■ **Records provided**:
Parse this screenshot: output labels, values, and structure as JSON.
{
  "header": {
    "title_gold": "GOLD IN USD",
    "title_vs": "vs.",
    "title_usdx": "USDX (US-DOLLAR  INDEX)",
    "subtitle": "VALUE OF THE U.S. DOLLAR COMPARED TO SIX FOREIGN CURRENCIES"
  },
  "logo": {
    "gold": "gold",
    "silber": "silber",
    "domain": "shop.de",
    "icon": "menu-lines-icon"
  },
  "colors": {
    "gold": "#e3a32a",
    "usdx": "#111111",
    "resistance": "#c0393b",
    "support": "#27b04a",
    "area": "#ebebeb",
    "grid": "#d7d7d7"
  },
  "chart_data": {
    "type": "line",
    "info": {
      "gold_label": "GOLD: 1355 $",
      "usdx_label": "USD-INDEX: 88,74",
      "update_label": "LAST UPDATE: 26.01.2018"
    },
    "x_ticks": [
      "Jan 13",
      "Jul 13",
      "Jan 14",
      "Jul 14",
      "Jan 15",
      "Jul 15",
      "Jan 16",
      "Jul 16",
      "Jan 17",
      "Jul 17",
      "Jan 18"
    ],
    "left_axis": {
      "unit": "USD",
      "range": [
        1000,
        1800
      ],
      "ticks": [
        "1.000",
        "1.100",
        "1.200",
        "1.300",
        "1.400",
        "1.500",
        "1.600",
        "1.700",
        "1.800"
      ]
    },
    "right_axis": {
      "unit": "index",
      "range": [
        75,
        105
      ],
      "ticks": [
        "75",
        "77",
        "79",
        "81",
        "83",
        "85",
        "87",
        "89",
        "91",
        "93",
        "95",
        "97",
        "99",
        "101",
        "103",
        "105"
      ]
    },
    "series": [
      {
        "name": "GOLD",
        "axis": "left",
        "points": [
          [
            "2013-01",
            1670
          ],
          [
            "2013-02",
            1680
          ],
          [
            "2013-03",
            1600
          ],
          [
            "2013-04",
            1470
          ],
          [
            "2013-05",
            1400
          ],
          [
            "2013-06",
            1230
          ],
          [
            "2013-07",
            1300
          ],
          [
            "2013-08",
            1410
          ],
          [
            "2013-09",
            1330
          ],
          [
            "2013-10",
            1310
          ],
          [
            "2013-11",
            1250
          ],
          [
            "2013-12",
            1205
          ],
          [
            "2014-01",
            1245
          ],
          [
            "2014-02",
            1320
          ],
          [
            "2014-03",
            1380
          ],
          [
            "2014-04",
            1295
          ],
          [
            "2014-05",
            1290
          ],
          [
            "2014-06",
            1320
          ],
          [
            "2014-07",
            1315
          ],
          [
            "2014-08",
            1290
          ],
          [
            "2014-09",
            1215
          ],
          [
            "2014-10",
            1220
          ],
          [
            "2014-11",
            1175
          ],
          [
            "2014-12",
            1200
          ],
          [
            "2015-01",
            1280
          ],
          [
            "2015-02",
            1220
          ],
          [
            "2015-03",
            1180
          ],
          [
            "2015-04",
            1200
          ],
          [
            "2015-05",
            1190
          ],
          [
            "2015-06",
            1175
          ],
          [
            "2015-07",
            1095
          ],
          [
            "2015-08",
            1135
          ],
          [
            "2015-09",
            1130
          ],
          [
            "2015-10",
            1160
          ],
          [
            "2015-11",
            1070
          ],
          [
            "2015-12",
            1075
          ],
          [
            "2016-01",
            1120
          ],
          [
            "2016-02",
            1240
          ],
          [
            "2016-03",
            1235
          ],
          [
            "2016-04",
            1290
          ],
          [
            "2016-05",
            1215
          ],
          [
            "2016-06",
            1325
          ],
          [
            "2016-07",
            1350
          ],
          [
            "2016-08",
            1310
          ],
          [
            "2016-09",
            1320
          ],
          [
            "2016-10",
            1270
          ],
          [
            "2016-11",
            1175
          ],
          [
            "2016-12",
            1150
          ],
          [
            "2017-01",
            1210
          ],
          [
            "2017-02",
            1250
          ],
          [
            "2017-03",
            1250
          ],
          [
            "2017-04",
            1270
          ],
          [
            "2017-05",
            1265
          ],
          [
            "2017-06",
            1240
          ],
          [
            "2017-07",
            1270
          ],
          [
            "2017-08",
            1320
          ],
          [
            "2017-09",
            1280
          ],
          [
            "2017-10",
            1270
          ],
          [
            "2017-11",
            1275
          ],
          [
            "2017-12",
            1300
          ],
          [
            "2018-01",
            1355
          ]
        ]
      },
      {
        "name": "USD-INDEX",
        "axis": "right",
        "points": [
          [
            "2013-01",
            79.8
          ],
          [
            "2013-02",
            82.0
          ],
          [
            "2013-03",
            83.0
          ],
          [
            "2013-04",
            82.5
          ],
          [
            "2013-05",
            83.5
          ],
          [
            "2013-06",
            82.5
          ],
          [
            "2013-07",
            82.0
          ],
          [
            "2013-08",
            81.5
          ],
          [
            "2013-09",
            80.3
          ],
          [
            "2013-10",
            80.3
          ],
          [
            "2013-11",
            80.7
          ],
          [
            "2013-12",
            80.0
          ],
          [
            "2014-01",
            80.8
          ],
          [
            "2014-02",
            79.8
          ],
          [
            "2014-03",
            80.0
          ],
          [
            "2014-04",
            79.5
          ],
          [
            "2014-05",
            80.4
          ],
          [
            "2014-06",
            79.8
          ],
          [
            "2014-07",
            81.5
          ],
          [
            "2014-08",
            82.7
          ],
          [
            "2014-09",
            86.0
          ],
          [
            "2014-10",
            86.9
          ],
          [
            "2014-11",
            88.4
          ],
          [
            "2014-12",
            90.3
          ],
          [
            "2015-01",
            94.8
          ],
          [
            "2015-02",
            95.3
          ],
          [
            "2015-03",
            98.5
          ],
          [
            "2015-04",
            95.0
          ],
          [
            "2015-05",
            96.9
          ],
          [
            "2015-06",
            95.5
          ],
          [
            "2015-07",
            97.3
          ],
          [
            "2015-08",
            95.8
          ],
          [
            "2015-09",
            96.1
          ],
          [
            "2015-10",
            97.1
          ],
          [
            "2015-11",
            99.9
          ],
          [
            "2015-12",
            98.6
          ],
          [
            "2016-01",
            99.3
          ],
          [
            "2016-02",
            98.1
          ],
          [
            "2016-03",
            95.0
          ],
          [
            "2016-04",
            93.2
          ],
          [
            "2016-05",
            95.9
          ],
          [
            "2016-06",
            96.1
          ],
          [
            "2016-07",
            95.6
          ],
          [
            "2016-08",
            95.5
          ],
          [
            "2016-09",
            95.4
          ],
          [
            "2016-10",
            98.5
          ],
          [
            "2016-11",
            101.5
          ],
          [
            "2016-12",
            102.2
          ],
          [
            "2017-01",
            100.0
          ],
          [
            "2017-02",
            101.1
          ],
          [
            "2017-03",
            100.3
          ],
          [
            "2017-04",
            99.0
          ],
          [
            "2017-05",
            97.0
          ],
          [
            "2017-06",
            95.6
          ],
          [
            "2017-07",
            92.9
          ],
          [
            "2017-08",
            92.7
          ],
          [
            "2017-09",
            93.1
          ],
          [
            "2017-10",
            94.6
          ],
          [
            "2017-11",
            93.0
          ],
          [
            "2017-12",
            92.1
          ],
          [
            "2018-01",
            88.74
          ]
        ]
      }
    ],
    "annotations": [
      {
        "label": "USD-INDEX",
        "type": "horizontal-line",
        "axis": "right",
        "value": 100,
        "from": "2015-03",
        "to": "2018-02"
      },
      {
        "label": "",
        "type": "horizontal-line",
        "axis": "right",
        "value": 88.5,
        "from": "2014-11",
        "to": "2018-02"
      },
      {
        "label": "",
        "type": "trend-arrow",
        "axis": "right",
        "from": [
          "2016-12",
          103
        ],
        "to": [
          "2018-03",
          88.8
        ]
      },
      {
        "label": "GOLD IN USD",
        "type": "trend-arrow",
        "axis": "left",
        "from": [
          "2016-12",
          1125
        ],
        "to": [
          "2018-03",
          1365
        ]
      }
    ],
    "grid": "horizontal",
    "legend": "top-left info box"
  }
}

■ **Goal**: Using the entries above, return each line in which the word "DOLLAR" occurs.

■ **The answer**:
    "title_usdx": "USDX (US-DOLLAR  INDEX)",
    "subtitle": "VALUE OF THE U.S. DOLLAR COMPARED TO SIX FOREIGN CURRENCIES"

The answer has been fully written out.